> Exercise task: All of the lines below are to be transcribed faithfully, with pictures excluded from the copy.

> Supplied records:

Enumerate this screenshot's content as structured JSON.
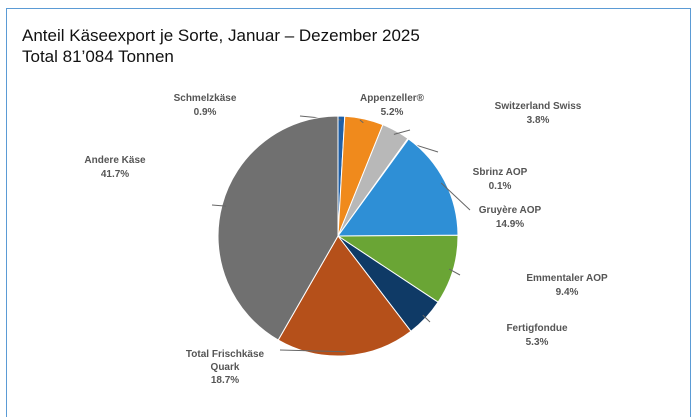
{
  "chart_data": {
    "type": "pie",
    "title": "Anteil Käseexport je Sorte, Januar – Dezember 2025",
    "subtitle": "Total 81’084 Tonnen",
    "categories": [
      "Schmelzkäse",
      "Appenzeller®",
      "Switzerland Swiss",
      "Sbrinz AOP",
      "Gruyère AOP",
      "Emmentaler AOP",
      "Fertigfondue",
      "Total Frischkäse Quark",
      "Andere Käse"
    ],
    "values": [
      0.9,
      5.2,
      3.8,
      0.1,
      14.9,
      9.4,
      5.3,
      18.7,
      41.7
    ],
    "value_labels": [
      "0.9%",
      "5.2%",
      "3.8%",
      "0.1%",
      "14.9%",
      "9.4%",
      "5.3%",
      "18.7%",
      "41.7%"
    ],
    "colors": [
      "#1f5fa6",
      "#f08a1c",
      "#b8b8b8",
      "#7fa7d0",
      "#2e8fd6",
      "#6aa535",
      "#0f3a66",
      "#b5501a",
      "#707070"
    ]
  }
}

> Expected answer:
Enumerate this screenshot's content as structured JSON.
{
  "chart_data": {
    "type": "pie",
    "title": "Anteil Käseexport je Sorte, Januar – Dezember 2025",
    "subtitle": "Total 81’084 Tonnen",
    "categories": [
      "Schmelzkäse",
      "Appenzeller®",
      "Switzerland Swiss",
      "Sbrinz AOP",
      "Gruyère AOP",
      "Emmentaler AOP",
      "Fertigfondue",
      "Total Frischkäse Quark",
      "Andere Käse"
    ],
    "values": [
      0.9,
      5.2,
      3.8,
      0.1,
      14.9,
      9.4,
      5.3,
      18.7,
      41.7
    ],
    "value_labels": [
      "0.9%",
      "5.2%",
      "3.8%",
      "0.1%",
      "14.9%",
      "9.4%",
      "5.3%",
      "18.7%",
      "41.7%"
    ],
    "colors": [
      "#1f5fa6",
      "#f08a1c",
      "#b8b8b8",
      "#7fa7d0",
      "#2e8fd6",
      "#6aa535",
      "#0f3a66",
      "#b5501a",
      "#707070"
    ]
  }
}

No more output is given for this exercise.